▶ PROBLEM TO WORK ON: Show every line where "developing" occurs.

▶ PROVIDED RECORDS:
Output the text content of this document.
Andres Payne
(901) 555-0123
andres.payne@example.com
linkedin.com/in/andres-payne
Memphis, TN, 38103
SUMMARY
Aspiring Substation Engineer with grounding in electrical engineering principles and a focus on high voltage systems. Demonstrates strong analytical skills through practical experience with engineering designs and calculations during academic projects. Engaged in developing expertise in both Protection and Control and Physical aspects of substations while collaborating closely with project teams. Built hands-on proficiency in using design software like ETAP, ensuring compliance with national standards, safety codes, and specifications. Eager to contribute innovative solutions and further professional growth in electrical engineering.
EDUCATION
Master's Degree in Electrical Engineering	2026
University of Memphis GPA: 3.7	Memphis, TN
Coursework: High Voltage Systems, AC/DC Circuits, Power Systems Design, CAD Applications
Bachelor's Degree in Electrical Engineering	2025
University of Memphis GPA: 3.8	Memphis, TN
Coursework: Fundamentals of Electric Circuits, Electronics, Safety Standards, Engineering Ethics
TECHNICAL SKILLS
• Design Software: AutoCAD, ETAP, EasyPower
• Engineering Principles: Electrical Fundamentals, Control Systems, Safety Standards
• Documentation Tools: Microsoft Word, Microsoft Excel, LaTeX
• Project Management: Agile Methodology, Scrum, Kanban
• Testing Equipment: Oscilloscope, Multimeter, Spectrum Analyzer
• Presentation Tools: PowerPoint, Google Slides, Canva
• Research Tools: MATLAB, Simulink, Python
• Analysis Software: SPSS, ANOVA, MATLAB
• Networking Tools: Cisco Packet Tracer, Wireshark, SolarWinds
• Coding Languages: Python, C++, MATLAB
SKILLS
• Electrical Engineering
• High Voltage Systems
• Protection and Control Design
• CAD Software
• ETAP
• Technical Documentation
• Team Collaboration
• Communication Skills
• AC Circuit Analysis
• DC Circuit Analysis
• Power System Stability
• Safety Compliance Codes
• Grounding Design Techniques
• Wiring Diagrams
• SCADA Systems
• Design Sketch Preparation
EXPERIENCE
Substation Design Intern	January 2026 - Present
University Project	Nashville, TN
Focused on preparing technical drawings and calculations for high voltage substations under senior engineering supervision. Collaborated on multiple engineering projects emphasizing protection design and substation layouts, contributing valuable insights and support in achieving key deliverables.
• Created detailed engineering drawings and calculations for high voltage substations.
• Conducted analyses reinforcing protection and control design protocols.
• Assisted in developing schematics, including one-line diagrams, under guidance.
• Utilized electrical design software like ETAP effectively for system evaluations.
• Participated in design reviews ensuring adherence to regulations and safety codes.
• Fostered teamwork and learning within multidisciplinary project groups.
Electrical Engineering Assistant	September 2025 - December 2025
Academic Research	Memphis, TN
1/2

▶ EXERCISE RESULT:
Aspiring Substation Engineer with grounding in electrical engineering principles and a focus on high voltage systems. Demonstrates strong analytical skills through practical experience with engineering designs and calculations during academic projects. Engaged in developing expertise in both Protection and Control and Physical aspects of substations while collaborating closely with project teams. Built hands-on proficiency in using design software like ETAP, ensuring compliance with national standards, safety codes, and specifications. Eager to contribute innovative solutions and further professional growth in electrical engineering.
• Assisted in developing schematics, including one-line diagrams, under guidance.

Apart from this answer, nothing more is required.